■ **Provided entries**:
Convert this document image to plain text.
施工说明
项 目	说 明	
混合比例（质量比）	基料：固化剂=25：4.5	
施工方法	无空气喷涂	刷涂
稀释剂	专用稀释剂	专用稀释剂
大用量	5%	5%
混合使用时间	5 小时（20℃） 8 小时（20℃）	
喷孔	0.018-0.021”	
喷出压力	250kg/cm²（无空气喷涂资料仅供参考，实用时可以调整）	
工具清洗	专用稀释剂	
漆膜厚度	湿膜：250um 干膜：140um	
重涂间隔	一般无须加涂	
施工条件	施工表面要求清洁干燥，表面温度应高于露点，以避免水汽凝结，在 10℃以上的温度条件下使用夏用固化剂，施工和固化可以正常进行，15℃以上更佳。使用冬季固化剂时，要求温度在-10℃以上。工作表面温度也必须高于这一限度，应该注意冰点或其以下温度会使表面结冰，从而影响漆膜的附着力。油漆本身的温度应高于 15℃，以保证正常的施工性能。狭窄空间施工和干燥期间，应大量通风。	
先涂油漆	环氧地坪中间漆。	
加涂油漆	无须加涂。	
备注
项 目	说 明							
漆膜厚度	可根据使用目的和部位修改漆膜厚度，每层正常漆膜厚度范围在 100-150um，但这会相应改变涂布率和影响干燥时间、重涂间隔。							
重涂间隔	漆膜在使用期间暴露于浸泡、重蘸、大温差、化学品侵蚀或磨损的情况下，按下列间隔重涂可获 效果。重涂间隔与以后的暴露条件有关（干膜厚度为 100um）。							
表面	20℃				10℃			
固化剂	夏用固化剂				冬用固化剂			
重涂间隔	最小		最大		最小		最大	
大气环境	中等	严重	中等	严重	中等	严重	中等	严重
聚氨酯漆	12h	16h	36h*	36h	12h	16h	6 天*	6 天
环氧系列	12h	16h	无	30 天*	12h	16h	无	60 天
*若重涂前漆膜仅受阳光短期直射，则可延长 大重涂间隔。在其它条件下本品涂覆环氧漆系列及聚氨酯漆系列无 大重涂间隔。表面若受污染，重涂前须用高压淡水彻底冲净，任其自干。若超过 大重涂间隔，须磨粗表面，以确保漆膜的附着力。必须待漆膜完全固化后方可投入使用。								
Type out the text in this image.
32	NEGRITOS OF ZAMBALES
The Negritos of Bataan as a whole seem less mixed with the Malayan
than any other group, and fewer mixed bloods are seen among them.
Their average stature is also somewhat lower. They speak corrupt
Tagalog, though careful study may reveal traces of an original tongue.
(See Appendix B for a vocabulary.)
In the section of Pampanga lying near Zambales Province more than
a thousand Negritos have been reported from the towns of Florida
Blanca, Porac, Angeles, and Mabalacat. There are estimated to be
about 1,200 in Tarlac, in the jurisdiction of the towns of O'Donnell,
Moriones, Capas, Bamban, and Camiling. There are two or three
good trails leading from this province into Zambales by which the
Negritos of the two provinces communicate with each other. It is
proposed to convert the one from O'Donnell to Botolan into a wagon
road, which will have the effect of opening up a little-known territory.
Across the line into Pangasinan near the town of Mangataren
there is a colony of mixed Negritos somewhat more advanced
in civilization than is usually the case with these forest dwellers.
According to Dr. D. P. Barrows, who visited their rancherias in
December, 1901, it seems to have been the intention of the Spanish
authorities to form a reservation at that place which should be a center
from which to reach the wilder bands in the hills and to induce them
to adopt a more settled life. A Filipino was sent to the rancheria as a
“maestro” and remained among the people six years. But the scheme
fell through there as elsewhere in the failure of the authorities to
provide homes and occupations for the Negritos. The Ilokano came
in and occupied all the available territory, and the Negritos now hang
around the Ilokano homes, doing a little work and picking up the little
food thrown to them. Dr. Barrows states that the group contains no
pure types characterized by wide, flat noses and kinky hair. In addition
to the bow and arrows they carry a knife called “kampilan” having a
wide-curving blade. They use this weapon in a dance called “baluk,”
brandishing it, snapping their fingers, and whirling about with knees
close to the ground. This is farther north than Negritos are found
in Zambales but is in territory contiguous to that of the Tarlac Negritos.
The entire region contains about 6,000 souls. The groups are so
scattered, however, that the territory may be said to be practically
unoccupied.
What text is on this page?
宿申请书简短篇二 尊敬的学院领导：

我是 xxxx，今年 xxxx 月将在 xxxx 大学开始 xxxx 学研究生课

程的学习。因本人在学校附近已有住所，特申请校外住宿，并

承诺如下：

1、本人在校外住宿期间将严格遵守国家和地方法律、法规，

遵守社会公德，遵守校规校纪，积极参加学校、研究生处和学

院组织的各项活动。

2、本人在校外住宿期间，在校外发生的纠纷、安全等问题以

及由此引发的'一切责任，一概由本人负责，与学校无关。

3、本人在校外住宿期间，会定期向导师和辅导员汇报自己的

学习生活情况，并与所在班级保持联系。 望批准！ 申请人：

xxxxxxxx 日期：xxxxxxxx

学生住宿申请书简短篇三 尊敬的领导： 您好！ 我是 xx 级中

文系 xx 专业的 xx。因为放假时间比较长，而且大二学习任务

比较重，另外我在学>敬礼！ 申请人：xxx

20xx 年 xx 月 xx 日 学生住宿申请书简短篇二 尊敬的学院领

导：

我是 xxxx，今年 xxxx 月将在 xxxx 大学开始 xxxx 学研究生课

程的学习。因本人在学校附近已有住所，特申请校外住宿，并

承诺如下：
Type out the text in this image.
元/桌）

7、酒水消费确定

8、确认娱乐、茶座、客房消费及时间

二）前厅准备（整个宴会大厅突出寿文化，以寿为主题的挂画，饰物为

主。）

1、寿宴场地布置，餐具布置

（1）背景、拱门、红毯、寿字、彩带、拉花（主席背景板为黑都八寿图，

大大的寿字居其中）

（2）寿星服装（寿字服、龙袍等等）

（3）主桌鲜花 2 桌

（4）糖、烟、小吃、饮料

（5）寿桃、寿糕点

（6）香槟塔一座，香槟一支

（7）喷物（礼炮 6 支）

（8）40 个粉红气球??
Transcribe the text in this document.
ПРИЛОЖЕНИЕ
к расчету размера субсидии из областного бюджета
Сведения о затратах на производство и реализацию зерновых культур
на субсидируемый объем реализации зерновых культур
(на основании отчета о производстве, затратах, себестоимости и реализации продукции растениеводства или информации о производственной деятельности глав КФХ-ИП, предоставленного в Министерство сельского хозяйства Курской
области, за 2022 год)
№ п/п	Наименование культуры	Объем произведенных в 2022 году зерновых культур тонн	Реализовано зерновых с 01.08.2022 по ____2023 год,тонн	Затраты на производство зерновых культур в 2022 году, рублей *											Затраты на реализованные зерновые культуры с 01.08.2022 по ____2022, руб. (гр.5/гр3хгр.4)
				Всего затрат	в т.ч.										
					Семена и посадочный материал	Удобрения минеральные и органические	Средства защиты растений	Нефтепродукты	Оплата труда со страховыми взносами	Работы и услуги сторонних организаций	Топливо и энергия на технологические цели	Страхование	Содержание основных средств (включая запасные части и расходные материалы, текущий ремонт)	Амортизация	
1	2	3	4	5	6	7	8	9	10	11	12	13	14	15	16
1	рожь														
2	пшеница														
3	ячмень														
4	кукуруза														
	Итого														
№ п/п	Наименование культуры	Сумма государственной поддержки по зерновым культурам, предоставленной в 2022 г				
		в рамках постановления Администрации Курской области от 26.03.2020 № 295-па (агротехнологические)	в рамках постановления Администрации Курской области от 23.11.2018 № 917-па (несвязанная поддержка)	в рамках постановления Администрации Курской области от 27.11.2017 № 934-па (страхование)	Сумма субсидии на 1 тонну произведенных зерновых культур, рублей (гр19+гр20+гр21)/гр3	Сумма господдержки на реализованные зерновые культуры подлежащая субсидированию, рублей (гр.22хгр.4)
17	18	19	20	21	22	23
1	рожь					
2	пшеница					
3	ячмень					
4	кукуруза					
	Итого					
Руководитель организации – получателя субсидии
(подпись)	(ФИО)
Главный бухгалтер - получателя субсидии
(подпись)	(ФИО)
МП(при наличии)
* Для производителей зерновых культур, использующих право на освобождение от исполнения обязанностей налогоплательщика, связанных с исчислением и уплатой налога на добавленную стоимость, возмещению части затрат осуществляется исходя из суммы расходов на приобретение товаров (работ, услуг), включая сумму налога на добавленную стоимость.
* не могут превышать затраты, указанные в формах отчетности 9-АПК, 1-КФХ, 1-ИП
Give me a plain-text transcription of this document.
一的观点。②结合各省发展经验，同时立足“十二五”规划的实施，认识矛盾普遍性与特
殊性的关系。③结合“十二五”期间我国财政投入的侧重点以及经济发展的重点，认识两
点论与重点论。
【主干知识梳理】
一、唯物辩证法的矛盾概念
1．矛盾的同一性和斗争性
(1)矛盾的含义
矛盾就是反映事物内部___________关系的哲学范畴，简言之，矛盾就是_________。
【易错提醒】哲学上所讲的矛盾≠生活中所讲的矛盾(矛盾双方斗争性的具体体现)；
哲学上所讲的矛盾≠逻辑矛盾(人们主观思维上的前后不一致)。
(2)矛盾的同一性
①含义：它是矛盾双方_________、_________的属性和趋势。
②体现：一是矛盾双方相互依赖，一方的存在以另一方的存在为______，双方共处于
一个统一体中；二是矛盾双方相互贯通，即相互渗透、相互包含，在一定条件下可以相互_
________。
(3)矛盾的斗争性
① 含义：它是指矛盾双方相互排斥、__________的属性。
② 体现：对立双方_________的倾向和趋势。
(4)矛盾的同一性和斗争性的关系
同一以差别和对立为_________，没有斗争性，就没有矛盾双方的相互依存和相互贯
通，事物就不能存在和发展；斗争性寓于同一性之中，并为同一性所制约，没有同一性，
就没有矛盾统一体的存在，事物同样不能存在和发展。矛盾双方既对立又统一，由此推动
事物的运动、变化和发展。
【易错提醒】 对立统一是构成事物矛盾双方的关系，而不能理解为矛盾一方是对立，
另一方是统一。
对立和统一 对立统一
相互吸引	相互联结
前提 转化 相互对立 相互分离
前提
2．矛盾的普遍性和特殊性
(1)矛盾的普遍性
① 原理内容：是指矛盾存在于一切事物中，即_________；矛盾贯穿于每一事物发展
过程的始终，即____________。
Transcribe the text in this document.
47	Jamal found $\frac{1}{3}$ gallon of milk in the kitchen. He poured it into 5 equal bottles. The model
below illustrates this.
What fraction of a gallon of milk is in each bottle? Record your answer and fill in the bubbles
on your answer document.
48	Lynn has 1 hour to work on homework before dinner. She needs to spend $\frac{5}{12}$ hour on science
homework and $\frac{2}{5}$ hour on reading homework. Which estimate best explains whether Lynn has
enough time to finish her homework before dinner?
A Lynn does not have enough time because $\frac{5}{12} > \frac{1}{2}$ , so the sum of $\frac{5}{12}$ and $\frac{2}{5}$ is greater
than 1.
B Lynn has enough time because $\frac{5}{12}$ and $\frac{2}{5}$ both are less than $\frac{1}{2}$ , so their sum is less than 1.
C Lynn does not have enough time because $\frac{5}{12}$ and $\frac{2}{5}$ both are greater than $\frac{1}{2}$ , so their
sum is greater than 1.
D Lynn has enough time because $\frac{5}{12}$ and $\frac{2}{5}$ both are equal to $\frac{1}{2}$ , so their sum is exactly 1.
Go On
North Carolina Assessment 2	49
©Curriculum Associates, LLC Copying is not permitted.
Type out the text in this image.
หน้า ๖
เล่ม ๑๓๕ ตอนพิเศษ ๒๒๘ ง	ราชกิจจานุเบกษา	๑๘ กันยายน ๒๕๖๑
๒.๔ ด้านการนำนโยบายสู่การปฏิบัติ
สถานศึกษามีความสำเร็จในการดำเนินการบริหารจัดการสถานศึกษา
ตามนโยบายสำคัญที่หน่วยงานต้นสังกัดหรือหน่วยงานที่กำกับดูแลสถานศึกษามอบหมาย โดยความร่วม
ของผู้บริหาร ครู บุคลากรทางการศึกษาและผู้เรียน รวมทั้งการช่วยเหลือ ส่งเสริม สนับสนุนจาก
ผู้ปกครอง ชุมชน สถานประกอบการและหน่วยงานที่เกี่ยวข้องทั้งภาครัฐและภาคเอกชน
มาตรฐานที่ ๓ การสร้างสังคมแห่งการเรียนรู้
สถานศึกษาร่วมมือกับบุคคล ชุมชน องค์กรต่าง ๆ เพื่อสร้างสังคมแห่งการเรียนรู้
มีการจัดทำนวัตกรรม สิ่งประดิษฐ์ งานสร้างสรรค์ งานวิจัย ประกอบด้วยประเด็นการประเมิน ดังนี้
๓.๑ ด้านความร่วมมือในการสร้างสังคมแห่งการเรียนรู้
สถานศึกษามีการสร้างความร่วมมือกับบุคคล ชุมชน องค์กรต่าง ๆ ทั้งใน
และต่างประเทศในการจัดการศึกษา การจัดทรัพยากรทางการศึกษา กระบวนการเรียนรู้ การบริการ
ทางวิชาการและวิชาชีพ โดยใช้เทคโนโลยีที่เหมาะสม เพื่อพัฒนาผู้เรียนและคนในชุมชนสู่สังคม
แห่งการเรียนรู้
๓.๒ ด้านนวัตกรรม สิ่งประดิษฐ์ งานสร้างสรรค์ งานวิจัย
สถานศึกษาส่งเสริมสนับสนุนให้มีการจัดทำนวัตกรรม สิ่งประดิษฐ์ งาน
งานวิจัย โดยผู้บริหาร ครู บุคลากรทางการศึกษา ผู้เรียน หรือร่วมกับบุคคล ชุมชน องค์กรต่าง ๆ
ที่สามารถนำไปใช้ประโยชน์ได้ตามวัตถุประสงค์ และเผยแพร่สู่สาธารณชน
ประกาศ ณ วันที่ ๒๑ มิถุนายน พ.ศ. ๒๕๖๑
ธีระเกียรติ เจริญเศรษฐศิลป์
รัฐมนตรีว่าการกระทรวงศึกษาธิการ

■ **Direction**: Pick out and copy the lines of the material that include the word "получателя".

■ **Complete output**:
Руководитель организации – получателя субсидии
Главный бухгалтер - получателя субсидии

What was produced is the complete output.